▶ **Structured figure records**
<<<<
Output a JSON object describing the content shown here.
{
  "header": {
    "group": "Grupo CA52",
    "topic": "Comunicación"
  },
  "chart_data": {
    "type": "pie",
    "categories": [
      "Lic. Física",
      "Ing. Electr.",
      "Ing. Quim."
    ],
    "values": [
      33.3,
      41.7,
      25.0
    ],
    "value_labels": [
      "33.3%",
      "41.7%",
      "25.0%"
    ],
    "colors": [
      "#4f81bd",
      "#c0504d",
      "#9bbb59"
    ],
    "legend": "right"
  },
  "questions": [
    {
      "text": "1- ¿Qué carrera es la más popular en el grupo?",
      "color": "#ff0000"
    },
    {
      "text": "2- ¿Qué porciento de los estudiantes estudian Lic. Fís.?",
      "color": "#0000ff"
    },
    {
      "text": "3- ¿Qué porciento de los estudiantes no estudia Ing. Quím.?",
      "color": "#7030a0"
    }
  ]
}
>>>>
▶ **The exercise**
Reproduce the records above exactly.

▶ **Task solution**
Output a JSON object describing the content shown here.
{
  "header": {
    "group": "Grupo CA52",
    "topic": "Comunicación"
  },
  "chart_data": {
    "type": "pie",
    "categories": [
      "Lic. Física",
      "Ing. Electr.",
      "Ing. Quim."
    ],
    "values": [
      33.3,
      41.7,
      25.0
    ],
    "value_labels": [
      "33.3%",
      "41.7%",
      "25.0%"
    ],
    "colors": [
      "#4f81bd",
      "#c0504d",
      "#9bbb59"
    ],
    "legend": "right"
  },
  "questions": [
    {
      "text": "1- ¿Qué carrera es la más popular en el grupo?",
      "color": "#ff0000"
    },
    {
      "text": "2- ¿Qué porciento de los estudiantes estudian Lic. Fís.?",
      "color": "#0000ff"
    },
    {
      "text": "3- ¿Qué porciento de los estudiantes no estudia Ing. Quím.?",
      "color": "#7030a0"
    }
  ]
}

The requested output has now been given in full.